WHAT TO WORK ON: Repeat the entries between the lines holding "Enumerate the UI" and "tree-item-label: Scratches xyxy=(22,99,76,113)", inclusive.

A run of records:
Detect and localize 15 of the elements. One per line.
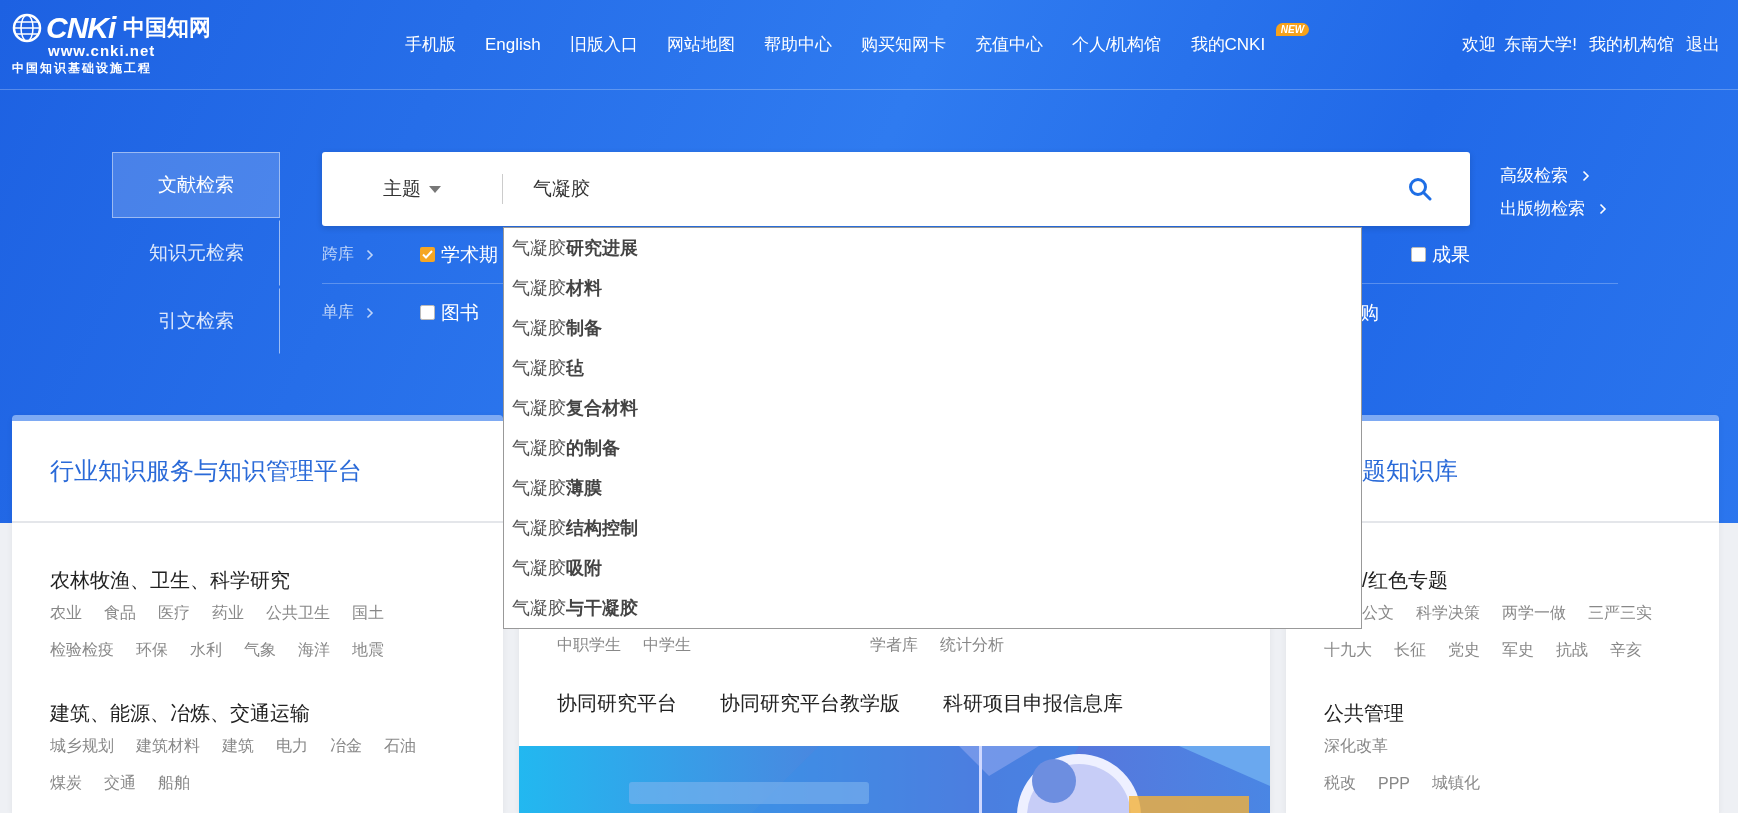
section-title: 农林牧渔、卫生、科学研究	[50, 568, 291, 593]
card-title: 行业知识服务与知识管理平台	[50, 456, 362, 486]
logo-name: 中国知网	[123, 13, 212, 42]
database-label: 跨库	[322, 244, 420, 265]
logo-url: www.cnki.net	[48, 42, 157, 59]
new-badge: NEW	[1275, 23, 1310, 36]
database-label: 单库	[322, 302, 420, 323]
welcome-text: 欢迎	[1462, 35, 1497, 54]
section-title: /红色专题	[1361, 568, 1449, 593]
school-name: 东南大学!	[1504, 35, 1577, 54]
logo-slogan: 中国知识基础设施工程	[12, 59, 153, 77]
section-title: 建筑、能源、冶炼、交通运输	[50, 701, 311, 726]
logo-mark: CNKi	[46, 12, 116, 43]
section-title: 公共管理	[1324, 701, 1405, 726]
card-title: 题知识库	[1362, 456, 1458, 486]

* * *

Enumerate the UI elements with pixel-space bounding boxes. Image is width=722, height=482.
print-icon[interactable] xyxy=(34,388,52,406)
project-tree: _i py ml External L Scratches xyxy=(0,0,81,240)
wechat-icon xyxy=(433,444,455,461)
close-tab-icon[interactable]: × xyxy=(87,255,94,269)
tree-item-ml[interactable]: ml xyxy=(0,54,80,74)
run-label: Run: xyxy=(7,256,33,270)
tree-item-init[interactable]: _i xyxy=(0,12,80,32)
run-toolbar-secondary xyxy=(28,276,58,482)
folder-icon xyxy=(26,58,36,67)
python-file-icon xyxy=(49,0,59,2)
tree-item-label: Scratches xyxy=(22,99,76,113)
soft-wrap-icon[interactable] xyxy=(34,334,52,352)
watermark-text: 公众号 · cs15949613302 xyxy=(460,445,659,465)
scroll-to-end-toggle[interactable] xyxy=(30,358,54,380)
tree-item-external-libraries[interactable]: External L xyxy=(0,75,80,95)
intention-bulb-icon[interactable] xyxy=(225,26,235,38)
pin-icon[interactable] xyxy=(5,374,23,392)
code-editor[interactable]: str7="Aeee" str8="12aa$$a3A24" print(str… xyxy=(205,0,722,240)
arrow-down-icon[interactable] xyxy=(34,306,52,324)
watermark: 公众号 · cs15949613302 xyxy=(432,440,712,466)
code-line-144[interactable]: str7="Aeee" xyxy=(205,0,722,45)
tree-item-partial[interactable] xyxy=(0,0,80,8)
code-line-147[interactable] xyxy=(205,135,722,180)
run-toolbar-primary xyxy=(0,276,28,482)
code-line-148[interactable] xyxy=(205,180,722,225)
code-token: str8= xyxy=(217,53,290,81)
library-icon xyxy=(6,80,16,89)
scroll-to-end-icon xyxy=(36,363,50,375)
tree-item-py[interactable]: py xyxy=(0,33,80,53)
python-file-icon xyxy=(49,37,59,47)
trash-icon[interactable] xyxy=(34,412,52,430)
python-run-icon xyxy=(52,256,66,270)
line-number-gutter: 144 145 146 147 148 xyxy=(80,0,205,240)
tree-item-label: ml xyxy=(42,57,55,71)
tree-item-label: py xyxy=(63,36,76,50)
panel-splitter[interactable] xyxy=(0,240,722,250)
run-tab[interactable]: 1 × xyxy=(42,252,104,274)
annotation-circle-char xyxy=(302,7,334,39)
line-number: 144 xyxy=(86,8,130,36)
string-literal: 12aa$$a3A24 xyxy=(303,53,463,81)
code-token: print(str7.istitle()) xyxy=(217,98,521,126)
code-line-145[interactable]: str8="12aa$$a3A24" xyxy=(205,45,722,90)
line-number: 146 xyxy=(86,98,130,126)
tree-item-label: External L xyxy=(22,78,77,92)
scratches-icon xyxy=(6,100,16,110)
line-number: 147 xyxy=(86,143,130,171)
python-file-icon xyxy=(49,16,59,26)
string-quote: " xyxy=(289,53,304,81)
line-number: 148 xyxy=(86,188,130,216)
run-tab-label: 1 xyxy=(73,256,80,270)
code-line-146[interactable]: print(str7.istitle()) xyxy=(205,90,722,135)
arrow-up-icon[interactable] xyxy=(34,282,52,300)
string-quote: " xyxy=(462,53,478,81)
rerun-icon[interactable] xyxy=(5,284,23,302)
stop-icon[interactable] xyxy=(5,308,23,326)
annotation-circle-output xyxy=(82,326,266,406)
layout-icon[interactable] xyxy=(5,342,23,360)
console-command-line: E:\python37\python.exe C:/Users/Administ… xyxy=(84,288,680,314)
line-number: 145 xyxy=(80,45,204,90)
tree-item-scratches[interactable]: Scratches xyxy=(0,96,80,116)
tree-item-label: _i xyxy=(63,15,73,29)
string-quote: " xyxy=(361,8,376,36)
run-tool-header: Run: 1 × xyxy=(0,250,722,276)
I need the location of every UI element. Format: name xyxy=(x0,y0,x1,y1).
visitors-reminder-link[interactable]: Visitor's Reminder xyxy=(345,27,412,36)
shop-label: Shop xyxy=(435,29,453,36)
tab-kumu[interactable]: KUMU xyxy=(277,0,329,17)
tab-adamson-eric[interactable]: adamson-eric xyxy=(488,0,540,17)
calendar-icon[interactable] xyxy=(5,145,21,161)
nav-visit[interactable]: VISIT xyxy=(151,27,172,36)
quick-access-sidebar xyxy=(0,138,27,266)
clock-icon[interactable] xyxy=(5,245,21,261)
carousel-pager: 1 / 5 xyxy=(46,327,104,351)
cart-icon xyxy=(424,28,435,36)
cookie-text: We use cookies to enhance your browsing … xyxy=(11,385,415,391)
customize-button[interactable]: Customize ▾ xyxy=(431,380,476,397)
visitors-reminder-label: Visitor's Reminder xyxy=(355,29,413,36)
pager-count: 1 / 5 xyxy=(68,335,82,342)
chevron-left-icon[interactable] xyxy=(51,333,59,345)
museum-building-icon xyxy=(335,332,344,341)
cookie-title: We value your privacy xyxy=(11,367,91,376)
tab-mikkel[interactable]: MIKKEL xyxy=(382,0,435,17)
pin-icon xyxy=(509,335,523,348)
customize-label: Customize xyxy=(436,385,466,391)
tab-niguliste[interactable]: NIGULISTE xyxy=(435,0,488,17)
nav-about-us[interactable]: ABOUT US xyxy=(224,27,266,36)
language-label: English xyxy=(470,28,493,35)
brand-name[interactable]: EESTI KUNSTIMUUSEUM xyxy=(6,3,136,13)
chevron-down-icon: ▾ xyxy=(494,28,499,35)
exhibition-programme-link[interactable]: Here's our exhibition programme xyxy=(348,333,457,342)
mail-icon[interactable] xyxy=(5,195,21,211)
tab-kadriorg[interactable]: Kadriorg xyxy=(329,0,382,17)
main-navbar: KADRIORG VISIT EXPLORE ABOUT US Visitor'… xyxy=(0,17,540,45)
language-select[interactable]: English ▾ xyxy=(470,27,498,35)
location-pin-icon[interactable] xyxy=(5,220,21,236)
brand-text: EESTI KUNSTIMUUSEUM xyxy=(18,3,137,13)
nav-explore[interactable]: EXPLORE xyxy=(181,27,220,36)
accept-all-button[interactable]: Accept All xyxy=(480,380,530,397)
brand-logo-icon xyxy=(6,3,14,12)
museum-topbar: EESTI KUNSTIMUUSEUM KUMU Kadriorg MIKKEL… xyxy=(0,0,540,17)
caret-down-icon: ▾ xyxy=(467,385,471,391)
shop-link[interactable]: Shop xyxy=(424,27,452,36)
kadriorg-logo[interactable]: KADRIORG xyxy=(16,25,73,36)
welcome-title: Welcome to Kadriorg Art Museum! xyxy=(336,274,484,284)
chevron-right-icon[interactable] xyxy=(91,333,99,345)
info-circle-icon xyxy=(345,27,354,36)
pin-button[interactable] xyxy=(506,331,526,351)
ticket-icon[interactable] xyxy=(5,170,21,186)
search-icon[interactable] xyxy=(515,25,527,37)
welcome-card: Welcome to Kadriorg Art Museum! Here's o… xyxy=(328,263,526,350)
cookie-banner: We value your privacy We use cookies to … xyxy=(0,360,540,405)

REPLY:
Enumerate the UI elements with pixel-space bounding boxes. Image is width=722, height=482.
print-icon[interactable] xyxy=(34,388,52,406)
project-tree: _i py ml External L Scratches xyxy=(0,0,81,240)
wechat-icon xyxy=(433,444,455,461)
close-tab-icon[interactable]: × xyxy=(87,255,94,269)
tree-item-ml[interactable]: ml xyxy=(0,54,80,74)
run-label: Run: xyxy=(7,256,33,270)
tree-item-init[interactable]: _i xyxy=(0,12,80,32)
run-toolbar-secondary xyxy=(28,276,58,482)
folder-icon xyxy=(26,58,36,67)
python-file-icon xyxy=(49,0,59,2)
tree-item-label: Scratches xyxy=(22,99,76,113)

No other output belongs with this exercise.